● **SUPPLIED INFORMATION**

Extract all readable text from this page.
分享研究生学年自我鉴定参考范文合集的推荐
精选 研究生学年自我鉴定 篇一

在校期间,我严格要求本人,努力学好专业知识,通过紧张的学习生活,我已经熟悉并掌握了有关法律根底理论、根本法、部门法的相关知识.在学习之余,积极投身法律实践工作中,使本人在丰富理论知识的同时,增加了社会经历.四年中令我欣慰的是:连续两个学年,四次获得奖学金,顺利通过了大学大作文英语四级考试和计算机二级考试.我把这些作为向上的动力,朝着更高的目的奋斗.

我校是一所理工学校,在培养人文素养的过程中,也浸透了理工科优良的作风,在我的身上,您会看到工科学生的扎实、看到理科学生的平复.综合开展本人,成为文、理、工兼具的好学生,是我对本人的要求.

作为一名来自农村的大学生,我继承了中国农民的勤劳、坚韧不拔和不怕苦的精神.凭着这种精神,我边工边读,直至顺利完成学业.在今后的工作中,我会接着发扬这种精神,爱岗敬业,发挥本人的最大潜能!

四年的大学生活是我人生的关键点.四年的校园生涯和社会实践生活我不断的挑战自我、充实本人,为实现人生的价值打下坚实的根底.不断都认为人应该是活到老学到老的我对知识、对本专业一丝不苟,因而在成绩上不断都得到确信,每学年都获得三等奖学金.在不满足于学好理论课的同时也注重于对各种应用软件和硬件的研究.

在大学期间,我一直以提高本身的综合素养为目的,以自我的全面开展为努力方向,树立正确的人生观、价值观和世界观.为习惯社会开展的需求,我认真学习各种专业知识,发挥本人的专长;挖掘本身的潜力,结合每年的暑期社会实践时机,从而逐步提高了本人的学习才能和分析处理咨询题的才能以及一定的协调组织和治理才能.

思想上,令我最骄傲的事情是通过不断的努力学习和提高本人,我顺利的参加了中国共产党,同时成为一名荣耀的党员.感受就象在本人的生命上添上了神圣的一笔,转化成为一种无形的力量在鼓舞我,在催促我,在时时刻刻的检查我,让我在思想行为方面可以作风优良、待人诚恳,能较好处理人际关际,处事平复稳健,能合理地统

● **WHAT IS REQUIRED**
Take the lines above and print them exactly.

● **TASK RESPONSE**
Extract all readable text from this page.
分享研究生学年自我鉴定参考范文合集的推荐
精选 研究生学年自我鉴定 篇一

在校期间,我严格要求本人,努力学好专业知识,通过紧张的学习生活,我已经熟悉并掌握了有关法律根底理论、根本法、部门法的相关知识.在学习之余,积极投身法律实践工作中,使本人在丰富理论知识的同时,增加了社会经历.四年中令我欣慰的是:连续两个学年,四次获得奖学金,顺利通过了大学大作文英语四级考试和计算机二级考试.我把这些作为向上的动力,朝着更高的目的奋斗.

我校是一所理工学校,在培养人文素养的过程中,也浸透了理工科优良的作风,在我的身上,您会看到工科学生的扎实、看到理科学生的平复.综合开展本人,成为文、理、工兼具的好学生,是我对本人的要求.

作为一名来自农村的大学生,我继承了中国农民的勤劳、坚韧不拔和不怕苦的精神.凭着这种精神,我边工边读,直至顺利完成学业.在今后的工作中,我会接着发扬这种精神,爱岗敬业,发挥本人的最大潜能!

四年的大学生活是我人生的关键点.四年的校园生涯和社会实践生活我不断的挑战自我、充实本人,为实现人生的价值打下坚实的根底.不断都认为人应该是活到老学到老的我对知识、对本专业一丝不苟,因而在成绩上不断都得到确信,每学年都获得三等奖学金.在不满足于学好理论课的同时也注重于对各种应用软件和硬件的研究.

在大学期间,我一直以提高本身的综合素养为目的,以自我的全面开展为努力方向,树立正确的人生观、价值观和世界观.为习惯社会开展的需求,我认真学习各种专业知识,发挥本人的专长;挖掘本身的潜力,结合每年的暑期社会实践时机,从而逐步提高了本人的学习才能和分析处理咨询题的才能以及一定的协调组织和治理才能.

思想上,令我最骄傲的事情是通过不断的努力学习和提高本人,我顺利的参加了中国共产党,同时成为一名荣耀的党员.感受就象在本人的生命上添上了神圣的一笔,转化成为一种无形的力量在鼓舞我,在催促我,在时时刻刻的检查我,让我在思想行为方面可以作风优良、待人诚恳,能较好处理人际关际,处事平复稳健,能合理地统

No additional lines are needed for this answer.